__Prompt__
Select every line below containing the word "title".
********************
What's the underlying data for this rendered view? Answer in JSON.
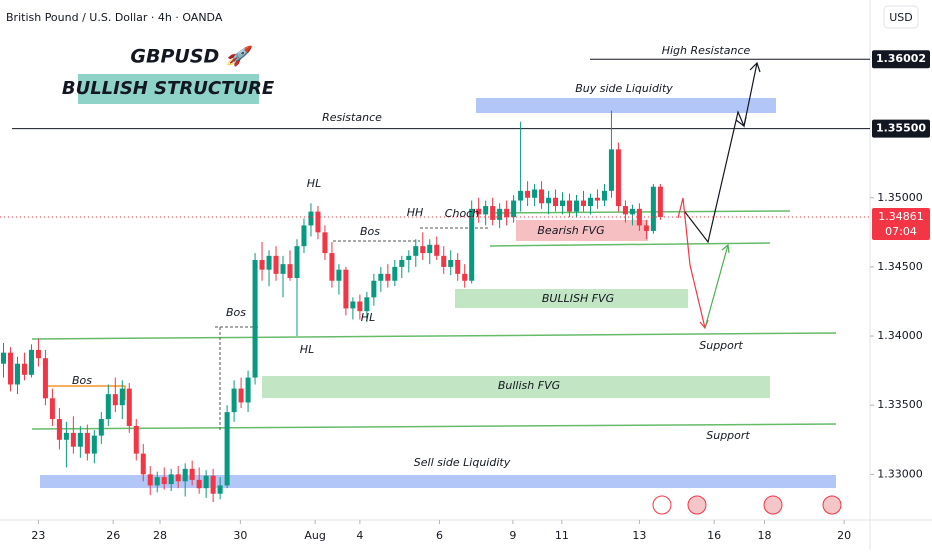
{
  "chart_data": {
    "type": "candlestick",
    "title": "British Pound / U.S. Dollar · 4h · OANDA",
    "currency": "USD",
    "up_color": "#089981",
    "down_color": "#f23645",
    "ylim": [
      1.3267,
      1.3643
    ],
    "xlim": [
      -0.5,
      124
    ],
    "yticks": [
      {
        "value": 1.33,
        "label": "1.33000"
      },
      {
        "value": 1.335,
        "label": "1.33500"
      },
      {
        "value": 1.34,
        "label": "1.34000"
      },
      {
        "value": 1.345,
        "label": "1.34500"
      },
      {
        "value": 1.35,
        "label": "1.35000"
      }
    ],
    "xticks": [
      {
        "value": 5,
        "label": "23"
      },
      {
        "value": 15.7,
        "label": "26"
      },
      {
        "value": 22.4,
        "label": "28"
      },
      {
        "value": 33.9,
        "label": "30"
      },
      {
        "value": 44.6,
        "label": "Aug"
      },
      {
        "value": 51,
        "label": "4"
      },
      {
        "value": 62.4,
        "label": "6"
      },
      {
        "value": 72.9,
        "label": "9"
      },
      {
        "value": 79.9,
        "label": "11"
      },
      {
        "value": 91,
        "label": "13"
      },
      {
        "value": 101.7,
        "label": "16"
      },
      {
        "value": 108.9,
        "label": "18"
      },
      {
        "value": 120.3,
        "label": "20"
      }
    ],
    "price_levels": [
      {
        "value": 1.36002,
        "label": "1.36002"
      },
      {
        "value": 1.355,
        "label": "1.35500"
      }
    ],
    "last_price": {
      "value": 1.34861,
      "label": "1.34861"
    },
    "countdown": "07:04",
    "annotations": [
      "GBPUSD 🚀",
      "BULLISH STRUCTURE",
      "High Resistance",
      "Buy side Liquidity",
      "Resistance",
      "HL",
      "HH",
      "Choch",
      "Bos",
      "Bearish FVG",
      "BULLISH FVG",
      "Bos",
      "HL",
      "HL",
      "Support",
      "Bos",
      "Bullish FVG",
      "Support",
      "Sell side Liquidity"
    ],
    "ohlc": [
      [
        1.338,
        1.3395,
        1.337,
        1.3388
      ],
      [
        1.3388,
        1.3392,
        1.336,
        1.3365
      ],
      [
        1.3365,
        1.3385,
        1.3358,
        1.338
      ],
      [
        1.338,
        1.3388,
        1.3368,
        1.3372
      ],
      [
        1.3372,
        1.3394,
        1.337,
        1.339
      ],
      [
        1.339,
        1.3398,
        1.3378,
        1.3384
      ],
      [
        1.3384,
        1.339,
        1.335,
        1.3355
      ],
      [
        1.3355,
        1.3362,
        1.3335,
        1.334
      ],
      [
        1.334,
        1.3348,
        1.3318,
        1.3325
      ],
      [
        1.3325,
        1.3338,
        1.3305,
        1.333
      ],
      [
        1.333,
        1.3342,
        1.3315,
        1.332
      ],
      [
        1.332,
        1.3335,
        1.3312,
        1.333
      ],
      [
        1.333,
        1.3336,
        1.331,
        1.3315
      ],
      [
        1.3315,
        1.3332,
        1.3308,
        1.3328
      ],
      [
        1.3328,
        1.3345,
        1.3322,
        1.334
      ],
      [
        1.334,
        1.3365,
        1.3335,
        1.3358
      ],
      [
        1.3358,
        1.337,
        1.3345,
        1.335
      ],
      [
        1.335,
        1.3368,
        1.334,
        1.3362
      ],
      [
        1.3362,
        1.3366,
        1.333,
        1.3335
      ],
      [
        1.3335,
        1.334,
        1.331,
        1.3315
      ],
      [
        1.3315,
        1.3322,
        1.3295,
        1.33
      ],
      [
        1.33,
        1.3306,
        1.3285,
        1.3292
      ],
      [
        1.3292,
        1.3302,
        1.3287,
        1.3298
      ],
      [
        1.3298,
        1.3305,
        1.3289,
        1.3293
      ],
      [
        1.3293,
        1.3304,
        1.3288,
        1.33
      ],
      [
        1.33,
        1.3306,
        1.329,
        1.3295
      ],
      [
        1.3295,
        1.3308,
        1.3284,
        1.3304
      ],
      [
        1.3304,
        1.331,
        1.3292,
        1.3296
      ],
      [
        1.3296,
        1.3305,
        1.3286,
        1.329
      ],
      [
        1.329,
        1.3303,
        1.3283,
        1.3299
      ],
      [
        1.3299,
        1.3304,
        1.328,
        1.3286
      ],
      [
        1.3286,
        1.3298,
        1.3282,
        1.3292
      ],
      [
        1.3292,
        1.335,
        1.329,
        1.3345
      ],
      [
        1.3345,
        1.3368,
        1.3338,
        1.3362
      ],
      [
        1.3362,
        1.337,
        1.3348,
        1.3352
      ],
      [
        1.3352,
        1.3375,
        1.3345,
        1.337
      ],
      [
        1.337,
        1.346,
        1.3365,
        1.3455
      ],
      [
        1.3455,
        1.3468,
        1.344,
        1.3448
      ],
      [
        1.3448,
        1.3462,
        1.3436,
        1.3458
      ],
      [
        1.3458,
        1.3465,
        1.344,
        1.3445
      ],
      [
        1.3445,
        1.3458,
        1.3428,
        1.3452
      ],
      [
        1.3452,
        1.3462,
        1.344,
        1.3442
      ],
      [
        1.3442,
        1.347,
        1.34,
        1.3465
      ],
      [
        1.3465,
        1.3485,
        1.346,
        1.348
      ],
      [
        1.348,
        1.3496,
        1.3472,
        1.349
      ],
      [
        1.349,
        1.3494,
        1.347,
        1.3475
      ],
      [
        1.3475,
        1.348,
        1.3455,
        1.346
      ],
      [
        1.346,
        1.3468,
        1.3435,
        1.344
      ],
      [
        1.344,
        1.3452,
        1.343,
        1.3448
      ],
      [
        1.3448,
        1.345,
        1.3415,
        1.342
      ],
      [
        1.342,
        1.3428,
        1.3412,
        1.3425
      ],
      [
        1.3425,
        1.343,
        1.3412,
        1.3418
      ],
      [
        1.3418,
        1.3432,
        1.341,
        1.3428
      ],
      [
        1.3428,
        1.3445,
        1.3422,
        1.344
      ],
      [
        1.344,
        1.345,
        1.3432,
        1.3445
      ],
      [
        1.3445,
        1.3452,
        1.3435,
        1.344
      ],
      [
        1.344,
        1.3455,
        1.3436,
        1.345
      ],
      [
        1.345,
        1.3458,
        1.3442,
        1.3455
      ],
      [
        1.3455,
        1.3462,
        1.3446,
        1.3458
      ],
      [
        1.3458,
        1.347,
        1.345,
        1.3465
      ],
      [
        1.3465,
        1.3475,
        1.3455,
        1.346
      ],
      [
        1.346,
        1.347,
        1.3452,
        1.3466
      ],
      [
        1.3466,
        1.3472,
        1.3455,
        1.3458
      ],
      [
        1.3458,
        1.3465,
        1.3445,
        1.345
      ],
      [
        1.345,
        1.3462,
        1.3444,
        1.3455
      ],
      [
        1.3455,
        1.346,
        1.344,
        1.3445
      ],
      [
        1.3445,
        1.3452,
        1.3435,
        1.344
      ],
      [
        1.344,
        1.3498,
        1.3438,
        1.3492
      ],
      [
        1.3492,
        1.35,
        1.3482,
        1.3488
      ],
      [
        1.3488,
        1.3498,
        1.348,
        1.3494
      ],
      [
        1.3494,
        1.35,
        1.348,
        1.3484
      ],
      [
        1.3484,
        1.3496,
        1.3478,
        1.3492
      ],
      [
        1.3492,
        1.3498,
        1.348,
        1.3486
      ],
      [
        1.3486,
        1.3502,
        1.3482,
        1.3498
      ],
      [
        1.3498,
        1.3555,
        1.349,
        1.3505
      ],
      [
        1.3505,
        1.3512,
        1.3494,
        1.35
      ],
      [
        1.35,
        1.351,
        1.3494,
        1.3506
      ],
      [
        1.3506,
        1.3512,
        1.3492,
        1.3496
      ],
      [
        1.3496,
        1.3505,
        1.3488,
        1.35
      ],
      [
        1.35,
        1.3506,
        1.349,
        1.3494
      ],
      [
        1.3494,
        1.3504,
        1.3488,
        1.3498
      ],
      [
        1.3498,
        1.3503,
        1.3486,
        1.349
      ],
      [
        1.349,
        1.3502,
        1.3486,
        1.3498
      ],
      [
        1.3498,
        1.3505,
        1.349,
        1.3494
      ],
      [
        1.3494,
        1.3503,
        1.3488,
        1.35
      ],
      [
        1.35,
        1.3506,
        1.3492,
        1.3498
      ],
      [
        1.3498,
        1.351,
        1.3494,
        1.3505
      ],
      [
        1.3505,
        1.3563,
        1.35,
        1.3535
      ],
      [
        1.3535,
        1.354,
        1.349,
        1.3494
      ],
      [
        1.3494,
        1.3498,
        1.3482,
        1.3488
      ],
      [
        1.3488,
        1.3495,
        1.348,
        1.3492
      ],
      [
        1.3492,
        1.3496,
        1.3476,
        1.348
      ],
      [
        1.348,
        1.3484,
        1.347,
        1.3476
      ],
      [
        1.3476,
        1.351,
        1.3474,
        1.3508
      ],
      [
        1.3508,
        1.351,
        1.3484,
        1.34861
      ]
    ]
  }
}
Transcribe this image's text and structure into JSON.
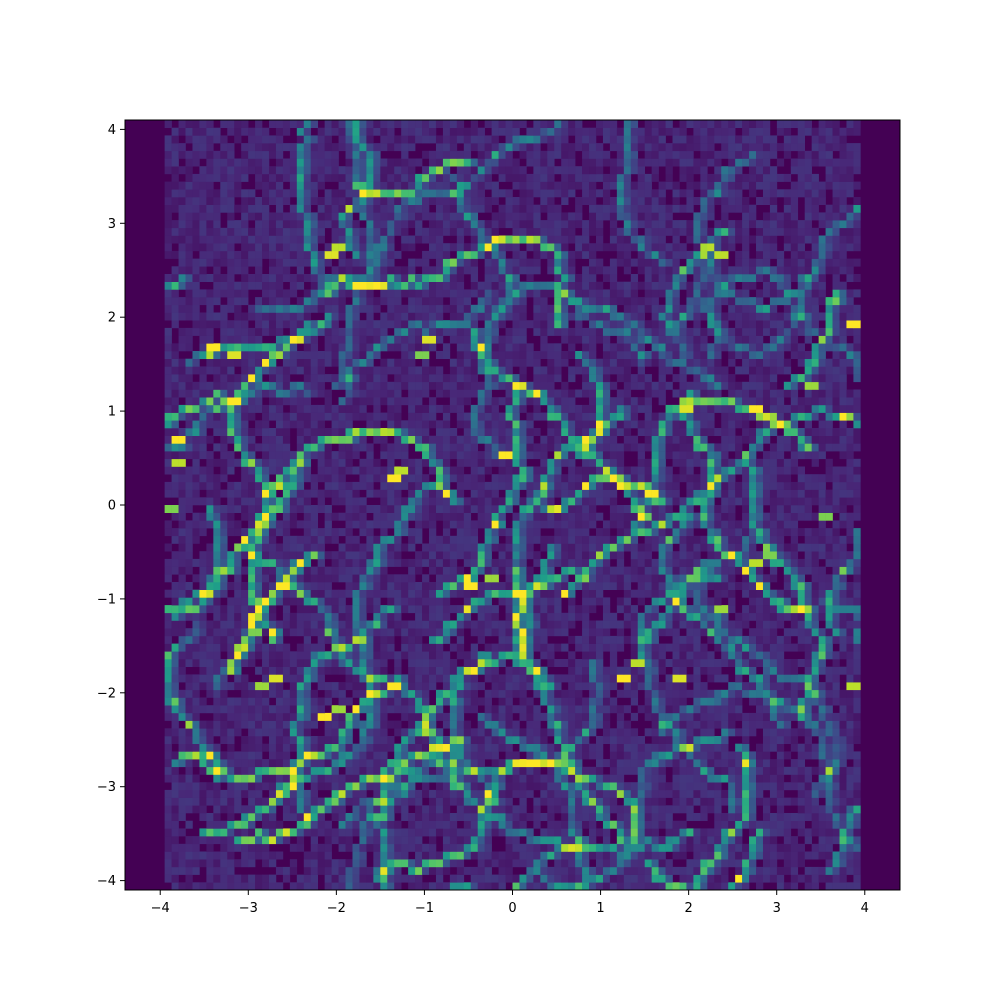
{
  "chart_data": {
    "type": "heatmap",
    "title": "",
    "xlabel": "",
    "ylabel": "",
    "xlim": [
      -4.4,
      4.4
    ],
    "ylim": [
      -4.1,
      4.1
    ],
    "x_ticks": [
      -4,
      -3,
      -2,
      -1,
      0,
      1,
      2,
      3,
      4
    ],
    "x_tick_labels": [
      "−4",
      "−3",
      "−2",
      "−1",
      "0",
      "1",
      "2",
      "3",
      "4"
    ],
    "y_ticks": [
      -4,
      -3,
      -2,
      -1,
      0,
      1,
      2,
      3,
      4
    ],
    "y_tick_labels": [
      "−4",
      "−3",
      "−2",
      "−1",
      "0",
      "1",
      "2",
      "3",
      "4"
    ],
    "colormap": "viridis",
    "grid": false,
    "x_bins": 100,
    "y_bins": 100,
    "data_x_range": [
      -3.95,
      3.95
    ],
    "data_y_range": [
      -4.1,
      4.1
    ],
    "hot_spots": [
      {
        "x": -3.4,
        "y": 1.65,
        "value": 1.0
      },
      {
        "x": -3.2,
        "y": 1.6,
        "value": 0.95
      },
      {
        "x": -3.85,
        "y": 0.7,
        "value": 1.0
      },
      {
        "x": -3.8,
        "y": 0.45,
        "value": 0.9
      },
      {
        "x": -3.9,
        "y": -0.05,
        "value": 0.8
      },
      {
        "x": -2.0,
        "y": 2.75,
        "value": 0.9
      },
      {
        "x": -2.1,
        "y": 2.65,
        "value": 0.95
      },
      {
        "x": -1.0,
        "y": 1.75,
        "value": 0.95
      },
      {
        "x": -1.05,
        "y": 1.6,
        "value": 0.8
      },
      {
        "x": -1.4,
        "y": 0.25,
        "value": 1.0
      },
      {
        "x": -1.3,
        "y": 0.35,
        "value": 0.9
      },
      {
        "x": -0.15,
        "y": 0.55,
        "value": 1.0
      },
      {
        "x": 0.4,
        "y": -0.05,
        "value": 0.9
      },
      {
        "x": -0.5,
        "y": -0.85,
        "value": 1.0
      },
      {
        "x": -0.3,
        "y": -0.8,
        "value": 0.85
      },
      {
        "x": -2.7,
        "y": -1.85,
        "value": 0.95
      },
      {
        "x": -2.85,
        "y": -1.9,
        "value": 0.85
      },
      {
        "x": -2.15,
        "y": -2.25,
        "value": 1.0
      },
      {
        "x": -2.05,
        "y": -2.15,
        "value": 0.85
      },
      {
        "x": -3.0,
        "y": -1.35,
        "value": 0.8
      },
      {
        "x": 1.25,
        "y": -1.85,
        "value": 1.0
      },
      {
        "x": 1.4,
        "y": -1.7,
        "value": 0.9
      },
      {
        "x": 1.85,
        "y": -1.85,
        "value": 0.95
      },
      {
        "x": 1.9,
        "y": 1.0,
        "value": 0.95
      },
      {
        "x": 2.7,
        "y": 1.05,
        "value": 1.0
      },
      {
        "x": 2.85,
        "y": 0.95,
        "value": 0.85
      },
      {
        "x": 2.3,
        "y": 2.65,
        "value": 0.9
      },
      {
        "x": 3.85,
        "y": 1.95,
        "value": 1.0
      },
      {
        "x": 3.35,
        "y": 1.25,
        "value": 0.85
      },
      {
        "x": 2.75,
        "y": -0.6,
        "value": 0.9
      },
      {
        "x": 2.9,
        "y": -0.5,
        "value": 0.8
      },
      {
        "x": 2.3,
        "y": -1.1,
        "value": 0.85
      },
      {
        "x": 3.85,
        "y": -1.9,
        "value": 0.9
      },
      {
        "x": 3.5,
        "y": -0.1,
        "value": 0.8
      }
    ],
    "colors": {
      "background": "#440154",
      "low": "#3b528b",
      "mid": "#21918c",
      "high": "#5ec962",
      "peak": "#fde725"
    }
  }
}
********************
__Task output__
    "title": "British Pound / U.S. Dollar · 4h · OANDA",
    "title": "",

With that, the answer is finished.